» **AUSGEWÄHLTER AUSZUG**:
++++++++++
Hamburg. Die Kriminalitätsbelastung sinkt, doch Schreckschusspistolen liegen im Trend. Polizei-Gewerkschaft warnt vor „Scheinsicherheit“.
Sie sehen aus wie Schusswaffen, verursachen aber keine lebensgefährliche Verletzungen, sofern sie nicht aus nächster Nähe abgefeuert werden. Schreckschuss-, Reizstoff- oder Signalwaffen erfreuen sich in Hamburg einer rasant wachsenden Beliebtheit. Wie die Innenbehörde auf Abendblatt-Anfrage mitteilte, stieg die Zahl der kleinen Waffenscheine in der Stadt im Vorjahr um 715 oder neun Prozent auf insgesamt 8633. Im Jahr 2019 gab es nur rund 500 neue Genehmigungen. Damit hat sich die Zahl der Hamburger, die zum Führen solcher Waffen berechtigt sind, seit 2014 (4518 Genehmigungen) nahezu verdoppelt.
++++++++++
» **BEREITGESTELLTE EINTRÄGE**:
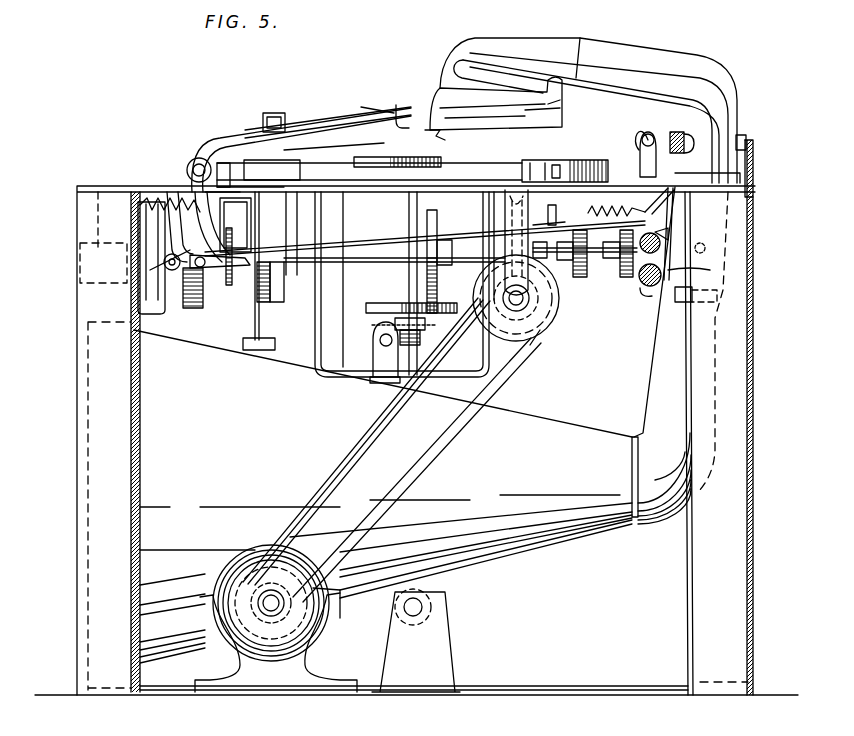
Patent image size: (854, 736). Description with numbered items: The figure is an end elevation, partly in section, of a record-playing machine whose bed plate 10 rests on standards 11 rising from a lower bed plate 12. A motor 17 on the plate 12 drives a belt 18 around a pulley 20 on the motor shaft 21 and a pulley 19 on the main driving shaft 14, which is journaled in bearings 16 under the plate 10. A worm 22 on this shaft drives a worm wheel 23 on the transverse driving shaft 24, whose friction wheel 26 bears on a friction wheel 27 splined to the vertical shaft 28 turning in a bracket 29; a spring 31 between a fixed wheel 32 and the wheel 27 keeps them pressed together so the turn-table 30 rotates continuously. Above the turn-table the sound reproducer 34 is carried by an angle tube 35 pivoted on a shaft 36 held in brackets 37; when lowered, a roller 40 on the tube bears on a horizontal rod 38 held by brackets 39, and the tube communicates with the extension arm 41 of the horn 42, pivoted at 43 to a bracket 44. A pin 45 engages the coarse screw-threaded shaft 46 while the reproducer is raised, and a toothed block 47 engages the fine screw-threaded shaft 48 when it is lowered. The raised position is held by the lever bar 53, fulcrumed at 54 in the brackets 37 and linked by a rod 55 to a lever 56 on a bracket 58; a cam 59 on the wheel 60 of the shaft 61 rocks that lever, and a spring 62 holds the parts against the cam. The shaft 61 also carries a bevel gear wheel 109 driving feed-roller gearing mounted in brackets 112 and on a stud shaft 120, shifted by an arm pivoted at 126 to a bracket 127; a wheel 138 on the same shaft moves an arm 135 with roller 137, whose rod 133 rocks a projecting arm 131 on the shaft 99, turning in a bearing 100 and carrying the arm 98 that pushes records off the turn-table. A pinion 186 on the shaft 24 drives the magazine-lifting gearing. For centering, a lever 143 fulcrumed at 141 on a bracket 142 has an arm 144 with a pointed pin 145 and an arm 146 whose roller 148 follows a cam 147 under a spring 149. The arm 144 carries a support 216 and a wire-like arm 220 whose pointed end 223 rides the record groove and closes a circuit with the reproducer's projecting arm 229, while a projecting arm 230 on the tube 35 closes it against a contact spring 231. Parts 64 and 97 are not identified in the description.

The bed plate 10 is at (128, 190).
The standards 11 is at (76, 438).
The lower bed plate 12 is at (526, 692).
The main driving shaft 14 is at (515, 308).
The bearings 16 is at (529, 220).
The motor 17 is at (246, 572).
The belt 18 is at (432, 465).
The pulley 19 is at (448, 320).
The pulley 20 is at (320, 630).
The motor shaft 21 is at (268, 603).
The worm 22 is at (540, 348).
The worm wheel 23 is at (500, 176).
The transverse driving shaft 24 is at (604, 260).
The friction wheel 26 is at (438, 286).
The friction wheel 27 is at (386, 308).
The vertical shaft 28 is at (410, 218).
The bracket 29 is at (478, 376).
The turn-table 30 is at (456, 172).
The spring 31 is at (394, 322).
The fixed wheel 32 is at (426, 345).
The sound reproducer 34 is at (428, 88).
The angle tube 35 is at (686, 58).
The shaft 36 is at (706, 250).
The brackets 37 is at (662, 224).
The horizontal rod 38 is at (640, 140).
The brackets 39 is at (640, 145).
The roller 40 is at (672, 134).
The extension arm 41 is at (718, 346).
The sound amplifying horn 42 is at (518, 556).
The pivot 43 is at (422, 606).
The bracket 44 is at (440, 640).
The pin 45 is at (668, 272).
The coarse screw-threaded shaft 46 is at (651, 294).
The block 47 is at (668, 238).
The fine screw-threaded shaft 48 is at (648, 255).
The lever bar 53 is at (660, 200).
The fulcrum 54 is at (638, 220).
The rod 55 is at (371, 243).
The lever 56 is at (210, 300).
The bracket 58 is at (235, 225).
The cam 59 is at (200, 310).
The wheel 60 is at (180, 310).
The shaft 61 is at (376, 262).
The spring 62 is at (538, 226).
The gear 64 is at (628, 280).
The ratchet 97 is at (578, 162).
The arm 98 is at (393, 140).
The shaft 99 is at (290, 364).
The bearing 100 is at (296, 236).
The bevel gear wheel 109 is at (232, 286).
The brackets 112 is at (456, 731).
The stud shaft 120 is at (411, 731).
The pivot 126 is at (351, 731).
The bracket 127 is at (306, 731).
The projecting arm 131 is at (262, 350).
The rod 133 is at (262, 338).
The arm 135 is at (258, 302).
The roller 137 is at (284, 284).
The wheel 138 is at (284, 298).
The fulcrum 141 is at (193, 165).
The bracket 142 is at (188, 174).
The lever 143 is at (205, 145).
The arm 144 is at (345, 125).
The pointed pin 145 is at (422, 128).
The arm 146 is at (212, 200).
The cam 147 is at (143, 230).
The roller 148 is at (150, 270).
The spring 149 is at (172, 205).
The pinion 186 is at (592, 278).
The support 216 is at (272, 113).
The wire-like arm 220 is at (310, 125).
The pointed end 223 is at (382, 144).
The projecting arm 229 is at (374, 112).
The projecting arm 230 is at (740, 136).
The contact spring 231 is at (750, 148).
++++++++++
» **DIE AUFGABE**:
Beantworte die folgenden Fragen zum Text über Schreckschusswaffen in Hamburg:
(a) Wovor warnt die Polizei-Gewerkschaft?
(b) Auf wie viele kleine Waffenscheine stieg die Zahl in Hamburg im Vorjahr insgesamt?
(c) Wie viele Genehmigungen gab es im Jahr 2014?

» **ENDERGEBNIS**:
(a) Die Polizei-Gewerkschaft warnt vor „Scheinsicherheit“.
(b) Die Zahl stieg auf insgesamt 8633 kleine Waffenscheine.
(c) Im Jahr 2014 gab es 4518 Genehmigungen.